* Requirements *
Please output the records below in full, exactly as given, but without the images.

* Record list *
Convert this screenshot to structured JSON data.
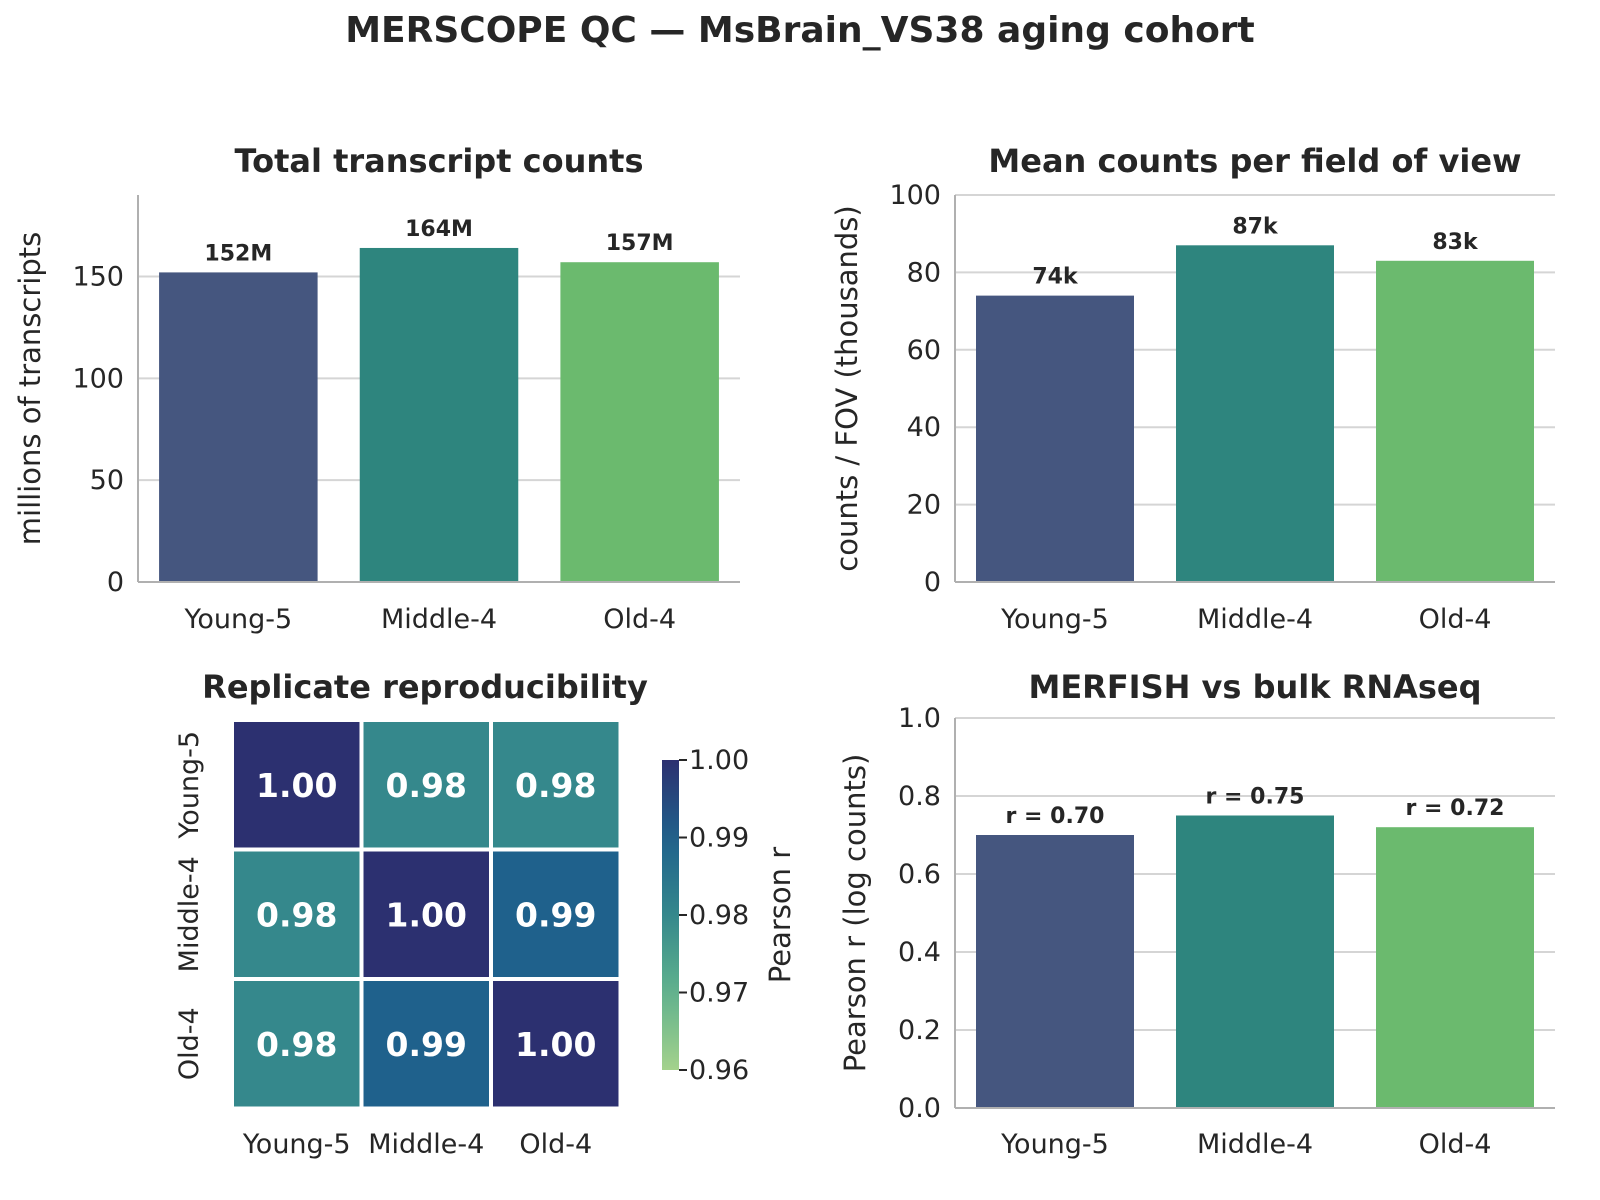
{
  "figure_title": "MERSCOPE QC — MsBrain_VS38 aging cohort",
  "colors": {
    "young": "#45567f",
    "middle": "#2e857e",
    "old": "#6bba6e",
    "grid": "#d5d5d5",
    "axis": "#b0b0b0",
    "text": "#262626"
  },
  "chart_data": [
    {
      "type": "bar",
      "title": "Total transcript counts",
      "categories": [
        "Young-5",
        "Middle-4",
        "Old-4"
      ],
      "values": [
        152,
        164,
        157
      ],
      "value_labels": [
        "152M",
        "164M",
        "157M"
      ],
      "xlabel": "",
      "ylabel": "millions of transcripts",
      "ylim": [
        0,
        190
      ],
      "yticks": [
        0,
        50,
        100,
        150
      ],
      "grid": true
    },
    {
      "type": "bar",
      "title": "Mean counts per field of view",
      "categories": [
        "Young-5",
        "Middle-4",
        "Old-4"
      ],
      "values": [
        74,
        87,
        83
      ],
      "value_labels": [
        "74k",
        "87k",
        "83k"
      ],
      "xlabel": "",
      "ylabel": "counts / FOV (thousands)",
      "ylim": [
        0,
        100
      ],
      "yticks": [
        0,
        20,
        40,
        60,
        80,
        100
      ],
      "grid": true
    },
    {
      "type": "heatmap",
      "title": "Replicate reproducibility",
      "row_labels": [
        "Young-5",
        "Middle-4",
        "Old-4"
      ],
      "col_labels": [
        "Young-5",
        "Middle-4",
        "Old-4"
      ],
      "values": [
        [
          1.0,
          0.98,
          0.98
        ],
        [
          0.98,
          1.0,
          0.99
        ],
        [
          0.98,
          0.99,
          1.0
        ]
      ],
      "cell_labels": [
        [
          "1.00",
          "0.98",
          "0.98"
        ],
        [
          "0.98",
          "1.00",
          "0.99"
        ],
        [
          "0.98",
          "0.99",
          "1.00"
        ]
      ],
      "colorbar_label": "Pearson r",
      "colorbar_range": [
        0.96,
        1.0
      ],
      "colorbar_ticks": [
        "0.96",
        "0.97",
        "0.98",
        "0.99",
        "1.00"
      ],
      "colormap": "crest"
    },
    {
      "type": "bar",
      "title": "MERFISH vs bulk RNAseq",
      "categories": [
        "Young-5",
        "Middle-4",
        "Old-4"
      ],
      "values": [
        0.7,
        0.75,
        0.72
      ],
      "value_labels": [
        "r = 0.70",
        "r = 0.75",
        "r = 0.72"
      ],
      "xlabel": "",
      "ylabel": "Pearson r (log counts)",
      "ylim": [
        0,
        1.0
      ],
      "yticks": [
        0.0,
        0.2,
        0.4,
        0.6,
        0.8,
        1.0
      ],
      "ytick_labels": [
        "0.0",
        "0.2",
        "0.4",
        "0.6",
        "0.8",
        "1.0"
      ],
      "grid": true
    }
  ]
}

* Solution for this task *
Convert this screenshot to structured JSON data.
{
  "figure_title": "MERSCOPE QC — MsBrain_VS38 aging cohort",
  "colors": {
    "young": "#45567f",
    "middle": "#2e857e",
    "old": "#6bba6e",
    "grid": "#d5d5d5",
    "axis": "#b0b0b0",
    "text": "#262626"
  },
  "chart_data": [
    {
      "type": "bar",
      "title": "Total transcript counts",
      "categories": [
        "Young-5",
        "Middle-4",
        "Old-4"
      ],
      "values": [
        152,
        164,
        157
      ],
      "value_labels": [
        "152M",
        "164M",
        "157M"
      ],
      "xlabel": "",
      "ylabel": "millions of transcripts",
      "ylim": [
        0,
        190
      ],
      "yticks": [
        0,
        50,
        100,
        150
      ],
      "grid": true
    },
    {
      "type": "bar",
      "title": "Mean counts per field of view",
      "categories": [
        "Young-5",
        "Middle-4",
        "Old-4"
      ],
      "values": [
        74,
        87,
        83
      ],
      "value_labels": [
        "74k",
        "87k",
        "83k"
      ],
      "xlabel": "",
      "ylabel": "counts / FOV (thousands)",
      "ylim": [
        0,
        100
      ],
      "yticks": [
        0,
        20,
        40,
        60,
        80,
        100
      ],
      "grid": true
    },
    {
      "type": "heatmap",
      "title": "Replicate reproducibility",
      "row_labels": [
        "Young-5",
        "Middle-4",
        "Old-4"
      ],
      "col_labels": [
        "Young-5",
        "Middle-4",
        "Old-4"
      ],
      "values": [
        [
          1.0,
          0.98,
          0.98
        ],
        [
          0.98,
          1.0,
          0.99
        ],
        [
          0.98,
          0.99,
          1.0
        ]
      ],
      "cell_labels": [
        [
          "1.00",
          "0.98",
          "0.98"
        ],
        [
          "0.98",
          "1.00",
          "0.99"
        ],
        [
          "0.98",
          "0.99",
          "1.00"
        ]
      ],
      "colorbar_label": "Pearson r",
      "colorbar_range": [
        0.96,
        1.0
      ],
      "colorbar_ticks": [
        "0.96",
        "0.97",
        "0.98",
        "0.99",
        "1.00"
      ],
      "colormap": "crest"
    },
    {
      "type": "bar",
      "title": "MERFISH vs bulk RNAseq",
      "categories": [
        "Young-5",
        "Middle-4",
        "Old-4"
      ],
      "values": [
        0.7,
        0.75,
        0.72
      ],
      "value_labels": [
        "r = 0.70",
        "r = 0.75",
        "r = 0.72"
      ],
      "xlabel": "",
      "ylabel": "Pearson r (log counts)",
      "ylim": [
        0,
        1.0
      ],
      "yticks": [
        0.0,
        0.2,
        0.4,
        0.6,
        0.8,
        1.0
      ],
      "ytick_labels": [
        "0.0",
        "0.2",
        "0.4",
        "0.6",
        "0.8",
        "1.0"
      ],
      "grid": true
    }
  ]
}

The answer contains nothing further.